— begin DOCUMENT SECTION —

Friday, March 10, 2006

The rats are starting to leave the ship...

I just love how this AP article begins....

WASHINGTON - Interior Secretary Gale Norton resigned Friday after five years in
President Bush's Cabinet and at a time when her agency is part of a lobbying scandal over Indian gaming licenses.

Nice lead, but now here comes the need for deconstruction

In a letter to Bush, Norton said the resignation would be effective at the end of March.
"Now I feel it is time for me to leave this mountain you gave me to climb, catch my breath, then set my sights on new goals to achieve in the private sector," she said in the two-page resignation letter.
Norton, who turns 52 on Saturday, said she and her husband "hope to end up closer to the mountains we love in the West."

Translation: I put my time in scuttling regulations and eviscerating environmental policy. Now is a good time to get out and start calling in my IOUs. Let's start with a really good gig consulting for a mining, logging or drilling operation out west. And then after the anti-lobbying period ends, I'll go back to Washington and represent the very same people I was supposed to be regulating.

A former Colorado attorney general, Norton guided the Bush administration's initiative to open Western government lands to more oil and gas drilling.
As one of the architects of Bush's energy policy, she eased regulations to speed approval of drilling permits, particularly in New Mexico, Colorado and Wyoming's Powder River Basin.
She also was the administration's biggest advocate for opening the Arctic National Wildlife Refuge on Alaska's North Slope to oil drilling

Now remember this is the energy policy that was drafted hand in hand with the very companies to be impacted -- without ANY public input.

The first woman ever to head the Interior Department, Norton was a protege of James Watt, the controversial interior secretary during President
Ronald Reagan's first term in office. Watt was forced to resign after characterizing a coal commission in terms that were viewed by some as a slur.


By the way, people forget that James Watt was also a famous christian wingnut who believed that the (then) coming millenium signaled the rapture, ameggedon, and the final judgement, and therefore it was actually OK to rape the environment and allow special business interests carte blanche to befoul public lands (at pennies on the dollar).

snip to....

In 1996 she sought the Republican Senate nomination in Colorado but was defeated by Wayne Allard, who now holds the seat. Later she co-founded the Council of Republicans for Environmental Advocacy, a group that has become embroiled in the Abramoff lobbying scandal.

— end DOCUMENT SECTION —
— begin DATA BLOCK —

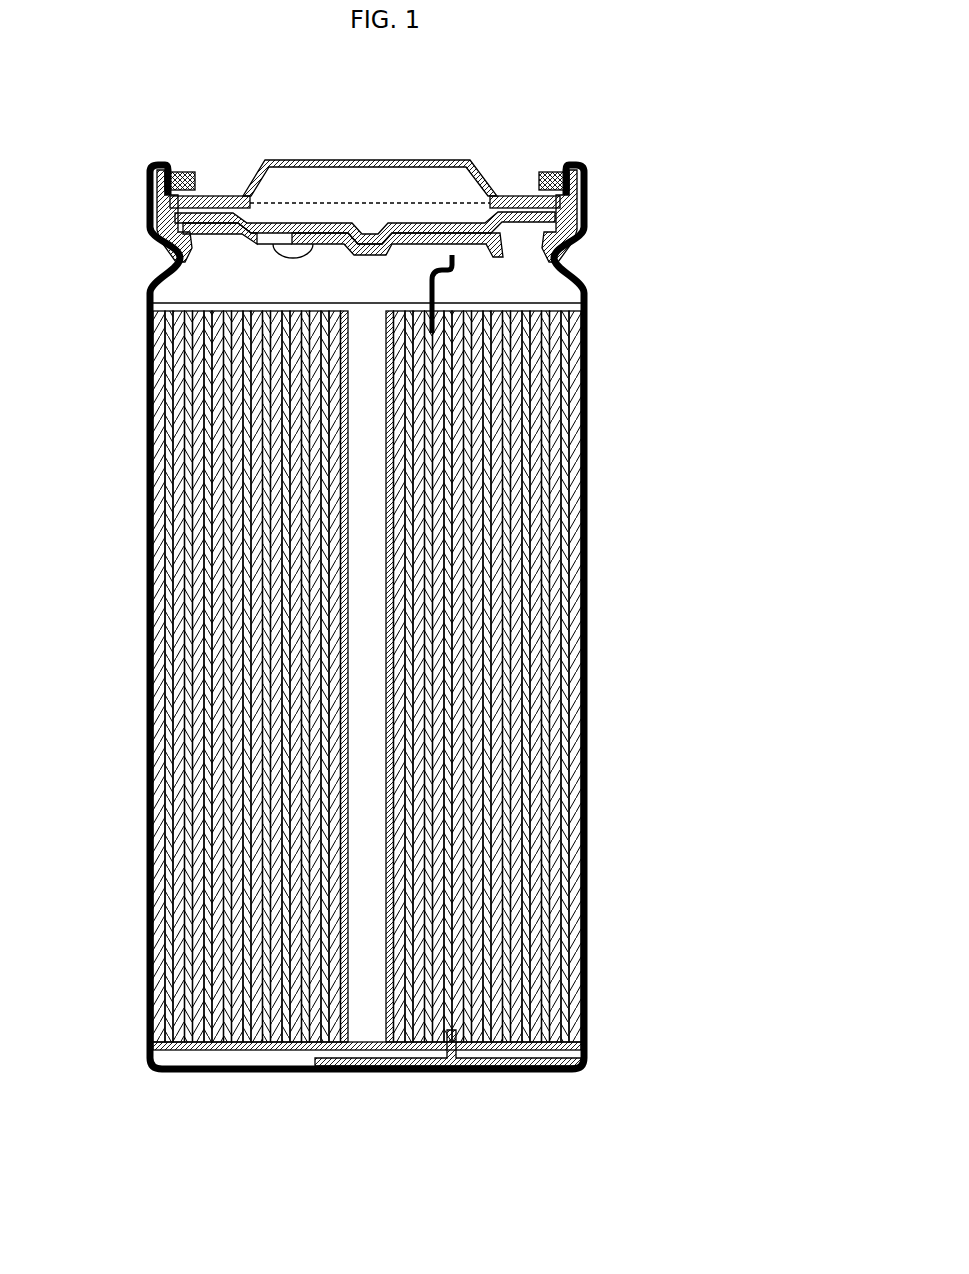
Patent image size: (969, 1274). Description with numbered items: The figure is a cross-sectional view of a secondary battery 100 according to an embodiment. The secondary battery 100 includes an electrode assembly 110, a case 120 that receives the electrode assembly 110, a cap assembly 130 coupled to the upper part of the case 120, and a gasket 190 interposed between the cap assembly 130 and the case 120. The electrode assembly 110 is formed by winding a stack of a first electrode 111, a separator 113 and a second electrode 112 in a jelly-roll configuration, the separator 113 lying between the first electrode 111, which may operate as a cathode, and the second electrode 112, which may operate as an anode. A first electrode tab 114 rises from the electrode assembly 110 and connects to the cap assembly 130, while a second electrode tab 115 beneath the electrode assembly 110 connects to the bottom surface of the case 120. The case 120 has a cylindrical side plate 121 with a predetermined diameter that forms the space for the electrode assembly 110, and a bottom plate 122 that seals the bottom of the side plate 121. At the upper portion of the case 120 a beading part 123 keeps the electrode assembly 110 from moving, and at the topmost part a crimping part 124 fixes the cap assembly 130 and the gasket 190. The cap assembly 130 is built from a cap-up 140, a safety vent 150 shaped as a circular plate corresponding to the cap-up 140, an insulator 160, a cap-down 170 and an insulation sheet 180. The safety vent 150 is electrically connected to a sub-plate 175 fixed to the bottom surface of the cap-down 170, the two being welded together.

— end DATA BLOCK —

Write the next part of the blog post about Gale Norton's resignation as interior secretary, starting after its last sentence.

Abramoff pleaded guilty in January to federal felony charges related to congressional influence peddling and defrauding Indian tribes in Louisiana, Michigan, Mississippi, New Mexico and Texas of millions of dollars.
The tribes were either seeking casino licenses or trying to prevent other tribes from opening competing casinos, and Abramoff on occasion represented both sides on the same issue, charging each hundreds of thousands or millions of dollars. The Interior Department oversees Indian affairs, including tribes' gaming activities.
In e-mail exchanges that have been made public since his plea, Abramoff mentioned having an inside track at the department, and his clients donated heavily to the Republican environmental advocacy group Norton helped establish.

Perhaps there is a fly in the ointment. Can we clone Patrick Fitzgerald and send him over to Interior?

Norton met Abramoff in her office at least once and attended a dinner at which he was present, but aides have described the meetings as nonsubstantive.
Much of Norton's work at Interior was satisfying demands from governors and local officials in the West to have more of a role in how the federal government's massive land holdings are used and preserved.
The Interior Department oversees the government's ownership of one-fifth of the nation's land. Norton led the Bush administration's push for "cooperative conservation" — shifting more of the responsibility for land management and recovery of endangered species to states and local communities.
Norton also presided over the nation's park system and oversaw offshore oil and gas leases.
"There never will be a perfect time to leave," Norton said in her resignation letter to Bush. "There is always more work to do.

And more money to be made while the gettin's good.

Good riddance.

1 comment:

Anonymous said...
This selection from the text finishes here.